--- Start of DATA FOR THIS EXERCISE ---

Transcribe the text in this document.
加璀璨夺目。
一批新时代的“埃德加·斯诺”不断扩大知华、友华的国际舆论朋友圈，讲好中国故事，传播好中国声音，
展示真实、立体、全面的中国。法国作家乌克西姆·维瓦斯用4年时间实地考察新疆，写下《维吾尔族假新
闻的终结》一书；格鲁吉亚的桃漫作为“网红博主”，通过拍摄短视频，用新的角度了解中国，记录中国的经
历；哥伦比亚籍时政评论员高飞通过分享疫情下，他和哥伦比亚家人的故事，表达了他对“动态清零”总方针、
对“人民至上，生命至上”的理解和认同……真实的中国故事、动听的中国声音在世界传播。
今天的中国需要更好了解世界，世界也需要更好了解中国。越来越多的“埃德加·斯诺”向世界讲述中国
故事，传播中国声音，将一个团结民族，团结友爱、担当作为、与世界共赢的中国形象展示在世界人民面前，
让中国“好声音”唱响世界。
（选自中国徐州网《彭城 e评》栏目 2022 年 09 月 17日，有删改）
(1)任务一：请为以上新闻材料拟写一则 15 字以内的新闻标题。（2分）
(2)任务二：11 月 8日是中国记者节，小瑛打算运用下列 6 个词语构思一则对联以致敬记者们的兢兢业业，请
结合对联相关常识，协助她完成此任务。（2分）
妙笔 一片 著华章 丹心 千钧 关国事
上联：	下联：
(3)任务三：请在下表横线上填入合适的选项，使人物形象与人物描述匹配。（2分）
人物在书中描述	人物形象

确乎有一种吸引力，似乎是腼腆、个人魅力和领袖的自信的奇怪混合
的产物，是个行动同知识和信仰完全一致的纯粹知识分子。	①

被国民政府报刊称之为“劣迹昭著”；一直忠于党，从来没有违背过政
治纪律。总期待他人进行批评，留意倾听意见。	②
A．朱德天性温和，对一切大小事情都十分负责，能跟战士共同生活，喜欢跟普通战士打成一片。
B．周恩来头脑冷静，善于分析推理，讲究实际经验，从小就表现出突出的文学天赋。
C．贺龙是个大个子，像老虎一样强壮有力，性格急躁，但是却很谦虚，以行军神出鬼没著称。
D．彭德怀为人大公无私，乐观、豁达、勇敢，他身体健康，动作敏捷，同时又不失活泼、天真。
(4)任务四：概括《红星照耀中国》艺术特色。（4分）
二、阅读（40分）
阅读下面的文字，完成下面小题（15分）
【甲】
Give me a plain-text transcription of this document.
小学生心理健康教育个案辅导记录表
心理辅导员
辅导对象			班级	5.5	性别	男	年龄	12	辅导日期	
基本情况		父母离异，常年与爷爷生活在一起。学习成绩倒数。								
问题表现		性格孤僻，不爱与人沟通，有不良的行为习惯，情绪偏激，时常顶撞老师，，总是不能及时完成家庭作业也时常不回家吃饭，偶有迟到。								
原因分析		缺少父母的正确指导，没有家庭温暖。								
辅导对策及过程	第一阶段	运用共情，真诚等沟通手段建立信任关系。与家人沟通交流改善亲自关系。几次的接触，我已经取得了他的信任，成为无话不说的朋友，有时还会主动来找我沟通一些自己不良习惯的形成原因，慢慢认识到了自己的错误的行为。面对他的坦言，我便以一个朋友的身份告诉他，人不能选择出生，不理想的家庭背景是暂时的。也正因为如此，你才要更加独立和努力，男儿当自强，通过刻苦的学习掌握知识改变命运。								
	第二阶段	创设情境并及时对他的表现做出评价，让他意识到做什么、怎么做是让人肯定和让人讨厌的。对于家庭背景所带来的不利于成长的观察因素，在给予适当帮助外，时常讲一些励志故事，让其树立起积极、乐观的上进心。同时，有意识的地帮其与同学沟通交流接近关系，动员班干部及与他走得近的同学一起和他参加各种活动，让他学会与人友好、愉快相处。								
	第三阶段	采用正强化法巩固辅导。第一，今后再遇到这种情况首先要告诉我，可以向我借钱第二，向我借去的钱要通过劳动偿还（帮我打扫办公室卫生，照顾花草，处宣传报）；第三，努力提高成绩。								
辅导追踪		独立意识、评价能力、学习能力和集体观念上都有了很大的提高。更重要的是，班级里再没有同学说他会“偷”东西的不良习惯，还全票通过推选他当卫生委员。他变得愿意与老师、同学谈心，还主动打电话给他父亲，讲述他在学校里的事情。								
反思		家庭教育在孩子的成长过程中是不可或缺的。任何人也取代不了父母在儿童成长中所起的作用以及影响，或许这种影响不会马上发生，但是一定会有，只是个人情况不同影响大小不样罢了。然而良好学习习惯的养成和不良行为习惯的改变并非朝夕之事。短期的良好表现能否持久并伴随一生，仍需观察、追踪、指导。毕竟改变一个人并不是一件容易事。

--- End of DATA FOR THIS EXERCISE ---

*REQUEST*. Reproduce the entries above in full by retyping them exactly.

*FULL OUTPUT*.
Transcribe the text in this document.
加璀璨夺目。
一批新时代的“埃德加·斯诺”不断扩大知华、友华的国际舆论朋友圈，讲好中国故事，传播好中国声音，
展示真实、立体、全面的中国。法国作家乌克西姆·维瓦斯用4年时间实地考察新疆，写下《维吾尔族假新
闻的终结》一书；格鲁吉亚的桃漫作为“网红博主”，通过拍摄短视频，用新的角度了解中国，记录中国的经
历；哥伦比亚籍时政评论员高飞通过分享疫情下，他和哥伦比亚家人的故事，表达了他对“动态清零”总方针、
对“人民至上，生命至上”的理解和认同……真实的中国故事、动听的中国声音在世界传播。
今天的中国需要更好了解世界，世界也需要更好了解中国。越来越多的“埃德加·斯诺”向世界讲述中国
故事，传播中国声音，将一个团结民族，团结友爱、担当作为、与世界共赢的中国形象展示在世界人民面前，
让中国“好声音”唱响世界。
（选自中国徐州网《彭城 e评》栏目 2022 年 09 月 17日，有删改）
(1)任务一：请为以上新闻材料拟写一则 15 字以内的新闻标题。（2分）
(2)任务二：11 月 8日是中国记者节，小瑛打算运用下列 6 个词语构思一则对联以致敬记者们的兢兢业业，请
结合对联相关常识，协助她完成此任务。（2分）
妙笔 一片 著华章 丹心 千钧 关国事
上联：	下联：
(3)任务三：请在下表横线上填入合适的选项，使人物形象与人物描述匹配。（2分）
人物在书中描述	人物形象

确乎有一种吸引力，似乎是腼腆、个人魅力和领袖的自信的奇怪混合
的产物，是个行动同知识和信仰完全一致的纯粹知识分子。	①

被国民政府报刊称之为“劣迹昭著”；一直忠于党，从来没有违背过政
治纪律。总期待他人进行批评，留意倾听意见。	②
A．朱德天性温和，对一切大小事情都十分负责，能跟战士共同生活，喜欢跟普通战士打成一片。
B．周恩来头脑冷静，善于分析推理，讲究实际经验，从小就表现出突出的文学天赋。
C．贺龙是个大个子，像老虎一样强壮有力，性格急躁，但是却很谦虚，以行军神出鬼没著称。
D．彭德怀为人大公无私，乐观、豁达、勇敢，他身体健康，动作敏捷，同时又不失活泼、天真。
(4)任务四：概括《红星照耀中国》艺术特色。（4分）
二、阅读（40分）
阅读下面的文字，完成下面小题（15分）
【甲】
Give me a plain-text transcription of this document.
小学生心理健康教育个案辅导记录表
心理辅导员
辅导对象			班级	5.5	性别	男	年龄	12	辅导日期	
基本情况		父母离异，常年与爷爷生活在一起。学习成绩倒数。								
问题表现		性格孤僻，不爱与人沟通，有不良的行为习惯，情绪偏激，时常顶撞老师，，总是不能及时完成家庭作业也时常不回家吃饭，偶有迟到。								
原因分析		缺少父母的正确指导，没有家庭温暖。								
辅导对策及过程	第一阶段	运用共情，真诚等沟通手段建立信任关系。与家人沟通交流改善亲自关系。几次的接触，我已经取得了他的信任，成为无话不说的朋友，有时还会主动来找我沟通一些自己不良习惯的形成原因，慢慢认识到了自己的错误的行为。面对他的坦言，我便以一个朋友的身份告诉他，人不能选择出生，不理想的家庭背景是暂时的。也正因为如此，你才要更加独立和努力，男儿当自强，通过刻苦的学习掌握知识改变命运。								
	第二阶段	创设情境并及时对他的表现做出评价，让他意识到做什么、怎么做是让人肯定和让人讨厌的。对于家庭背景所带来的不利于成长的观察因素，在给予适当帮助外，时常讲一些励志故事，让其树立起积极、乐观的上进心。同时，有意识的地帮其与同学沟通交流接近关系，动员班干部及与他走得近的同学一起和他参加各种活动，让他学会与人友好、愉快相处。								
	第三阶段	采用正强化法巩固辅导。第一，今后再遇到这种情况首先要告诉我，可以向我借钱第二，向我借去的钱要通过劳动偿还（帮我打扫办公室卫生，照顾花草，处宣传报）；第三，努力提高成绩。								
辅导追踪		独立意识、评价能力、学习能力和集体观念上都有了很大的提高。更重要的是，班级里再没有同学说他会“偷”东西的不良习惯，还全票通过推选他当卫生委员。他变得愿意与老师、同学谈心，还主动打电话给他父亲，讲述他在学校里的事情。								
反思		家庭教育在孩子的成长过程中是不可或缺的。任何人也取代不了父母在儿童成长中所起的作用以及影响，或许这种影响不会马上发生，但是一定会有，只是个人情况不同影响大小不样罢了。然而良好学习习惯的养成和不良行为习惯的改变并非朝夕之事。短期的良好表现能否持久并伴随一生，仍需观察、追踪、指导。毕竟改变一个人并不是一件容易事。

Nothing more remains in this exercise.